• **Exercise aim**: Return all of the entries below verbatim, keeping every line unchanged.

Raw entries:
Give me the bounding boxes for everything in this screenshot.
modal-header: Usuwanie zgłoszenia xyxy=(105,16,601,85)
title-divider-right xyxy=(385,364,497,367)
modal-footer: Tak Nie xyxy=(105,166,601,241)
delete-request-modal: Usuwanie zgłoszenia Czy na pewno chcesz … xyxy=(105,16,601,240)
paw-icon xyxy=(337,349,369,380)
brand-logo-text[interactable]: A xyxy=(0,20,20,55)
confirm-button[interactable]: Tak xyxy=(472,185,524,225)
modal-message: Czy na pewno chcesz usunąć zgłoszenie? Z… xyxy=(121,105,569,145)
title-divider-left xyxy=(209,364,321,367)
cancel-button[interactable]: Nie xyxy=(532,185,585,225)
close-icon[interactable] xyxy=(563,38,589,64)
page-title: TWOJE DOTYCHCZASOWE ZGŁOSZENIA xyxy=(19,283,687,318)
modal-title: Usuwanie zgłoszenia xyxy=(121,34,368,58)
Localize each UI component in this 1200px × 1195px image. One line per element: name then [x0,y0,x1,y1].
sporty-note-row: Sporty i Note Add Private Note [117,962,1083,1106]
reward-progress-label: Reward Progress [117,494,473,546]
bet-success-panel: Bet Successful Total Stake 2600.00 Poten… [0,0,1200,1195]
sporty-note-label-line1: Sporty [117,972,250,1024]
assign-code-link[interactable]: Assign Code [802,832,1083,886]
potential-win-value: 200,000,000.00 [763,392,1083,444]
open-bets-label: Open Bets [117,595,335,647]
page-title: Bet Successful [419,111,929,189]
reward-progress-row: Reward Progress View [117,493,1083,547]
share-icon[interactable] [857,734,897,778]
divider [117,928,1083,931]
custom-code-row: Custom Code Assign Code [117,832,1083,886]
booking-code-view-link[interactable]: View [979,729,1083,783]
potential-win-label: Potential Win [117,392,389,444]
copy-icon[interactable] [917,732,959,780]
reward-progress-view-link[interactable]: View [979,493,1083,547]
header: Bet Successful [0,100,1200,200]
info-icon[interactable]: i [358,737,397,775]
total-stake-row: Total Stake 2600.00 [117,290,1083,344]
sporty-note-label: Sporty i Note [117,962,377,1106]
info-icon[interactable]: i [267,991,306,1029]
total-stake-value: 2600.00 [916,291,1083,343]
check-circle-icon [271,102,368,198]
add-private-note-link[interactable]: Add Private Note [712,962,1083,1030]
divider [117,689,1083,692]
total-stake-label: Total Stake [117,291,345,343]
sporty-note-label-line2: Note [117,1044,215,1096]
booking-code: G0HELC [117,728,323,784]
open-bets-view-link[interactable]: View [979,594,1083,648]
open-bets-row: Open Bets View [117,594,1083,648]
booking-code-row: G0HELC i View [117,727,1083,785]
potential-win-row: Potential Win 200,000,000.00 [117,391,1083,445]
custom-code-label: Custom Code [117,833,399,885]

• **Answer for this exercise**:
Give me the bounding boxes for everything in this screenshot.
modal-header: Usuwanie zgłoszenia xyxy=(105,16,601,85)
title-divider-right xyxy=(385,364,497,367)
modal-footer: Tak Nie xyxy=(105,166,601,241)
delete-request-modal: Usuwanie zgłoszenia Czy na pewno chcesz … xyxy=(105,16,601,240)
paw-icon xyxy=(337,349,369,380)
brand-logo-text[interactable]: A xyxy=(0,20,20,55)
confirm-button[interactable]: Tak xyxy=(472,185,524,225)
modal-message: Czy na pewno chcesz usunąć zgłoszenie? Z… xyxy=(121,105,569,145)
title-divider-left xyxy=(209,364,321,367)
cancel-button[interactable]: Nie xyxy=(532,185,585,225)
close-icon[interactable] xyxy=(563,38,589,64)
page-title: TWOJE DOTYCHCZASOWE ZGŁOSZENIA xyxy=(19,283,687,318)
modal-title: Usuwanie zgłoszenia xyxy=(121,34,368,58)
Localize each UI component in this 1200px × 1195px image. One line per element: name then [x0,y0,x1,y1].
sporty-note-row: Sporty i Note Add Private Note [117,962,1083,1106]
reward-progress-label: Reward Progress [117,494,473,546]
bet-success-panel: Bet Successful Total Stake 2600.00 Poten… [0,0,1200,1195]
sporty-note-label-line1: Sporty [117,972,250,1024]
assign-code-link[interactable]: Assign Code [802,832,1083,886]
potential-win-value: 200,000,000.00 [763,392,1083,444]
open-bets-label: Open Bets [117,595,335,647]
page-title: Bet Successful [419,111,929,189]
reward-progress-row: Reward Progress View [117,493,1083,547]
share-icon[interactable] [857,734,897,778]
divider [117,928,1083,931]
custom-code-row: Custom Code Assign Code [117,832,1083,886]
booking-code-view-link[interactable]: View [979,729,1083,783]
potential-win-label: Potential Win [117,392,389,444]
copy-icon[interactable] [917,732,959,780]
reward-progress-view-link[interactable]: View [979,493,1083,547]
header: Bet Successful [0,100,1200,200]
info-icon[interactable]: i [358,737,397,775]
total-stake-row: Total Stake 2600.00 [117,290,1083,344]
sporty-note-label: Sporty i Note [117,962,377,1106]
info-icon[interactable]: i [267,991,306,1029]
total-stake-value: 2600.00 [916,291,1083,343]
check-circle-icon [271,102,368,198]
add-private-note-link[interactable]: Add Private Note [712,962,1083,1030]
divider [117,689,1083,692]
total-stake-label: Total Stake [117,291,345,343]
sporty-note-label-line2: Note [117,1044,215,1096]
booking-code: G0HELC [117,728,323,784]
open-bets-view-link[interactable]: View [979,594,1083,648]
open-bets-row: Open Bets View [117,594,1083,648]
booking-code-row: G0HELC i View [117,727,1083,785]
potential-win-row: Potential Win 200,000,000.00 [117,391,1083,445]
custom-code-label: Custom Code [117,833,399,885]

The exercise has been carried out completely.